- Aim of the exercise -
Restate every line of the material, word for word.
*** Stored data ***
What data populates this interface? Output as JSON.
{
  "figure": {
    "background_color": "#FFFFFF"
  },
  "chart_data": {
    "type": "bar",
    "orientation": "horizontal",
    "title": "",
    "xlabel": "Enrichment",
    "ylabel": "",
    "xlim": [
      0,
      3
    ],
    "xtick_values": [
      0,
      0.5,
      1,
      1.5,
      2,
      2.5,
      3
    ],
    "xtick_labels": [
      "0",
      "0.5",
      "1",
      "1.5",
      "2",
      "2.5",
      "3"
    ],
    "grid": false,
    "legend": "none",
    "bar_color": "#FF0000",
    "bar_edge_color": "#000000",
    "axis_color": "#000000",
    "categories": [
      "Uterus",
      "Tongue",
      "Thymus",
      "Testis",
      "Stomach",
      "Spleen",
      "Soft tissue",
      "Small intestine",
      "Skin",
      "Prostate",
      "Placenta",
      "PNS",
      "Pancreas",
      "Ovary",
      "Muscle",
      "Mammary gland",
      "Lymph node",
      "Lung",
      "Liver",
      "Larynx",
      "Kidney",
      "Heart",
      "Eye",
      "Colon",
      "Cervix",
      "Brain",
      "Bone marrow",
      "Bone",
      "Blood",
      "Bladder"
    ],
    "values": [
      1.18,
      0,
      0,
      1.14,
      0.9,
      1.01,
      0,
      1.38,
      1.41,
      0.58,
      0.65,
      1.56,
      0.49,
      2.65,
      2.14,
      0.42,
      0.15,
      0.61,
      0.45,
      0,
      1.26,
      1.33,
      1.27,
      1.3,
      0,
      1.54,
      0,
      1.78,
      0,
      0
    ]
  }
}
***
- Exercise answer -
What data populates this interface? Output as JSON.
{
  "figure": {
    "background_color": "#FFFFFF"
  },
  "chart_data": {
    "type": "bar",
    "orientation": "horizontal",
    "title": "",
    "xlabel": "Enrichment",
    "ylabel": "",
    "xlim": [
      0,
      3
    ],
    "xtick_values": [
      0,
      0.5,
      1,
      1.5,
      2,
      2.5,
      3
    ],
    "xtick_labels": [
      "0",
      "0.5",
      "1",
      "1.5",
      "2",
      "2.5",
      "3"
    ],
    "grid": false,
    "legend": "none",
    "bar_color": "#FF0000",
    "bar_edge_color": "#000000",
    "axis_color": "#000000",
    "categories": [
      "Uterus",
      "Tongue",
      "Thymus",
      "Testis",
      "Stomach",
      "Spleen",
      "Soft tissue",
      "Small intestine",
      "Skin",
      "Prostate",
      "Placenta",
      "PNS",
      "Pancreas",
      "Ovary",
      "Muscle",
      "Mammary gland",
      "Lymph node",
      "Lung",
      "Liver",
      "Larynx",
      "Kidney",
      "Heart",
      "Eye",
      "Colon",
      "Cervix",
      "Brain",
      "Bone marrow",
      "Bone",
      "Blood",
      "Bladder"
    ],
    "values": [
      1.18,
      0,
      0,
      1.14,
      0.9,
      1.01,
      0,
      1.38,
      1.41,
      0.58,
      0.65,
      1.56,
      0.49,
      2.65,
      2.14,
      0.42,
      0.15,
      0.61,
      0.45,
      0,
      1.26,
      1.33,
      1.27,
      1.3,
      0,
      1.54,
      0,
      1.78,
      0,
      0
    ]
  }
}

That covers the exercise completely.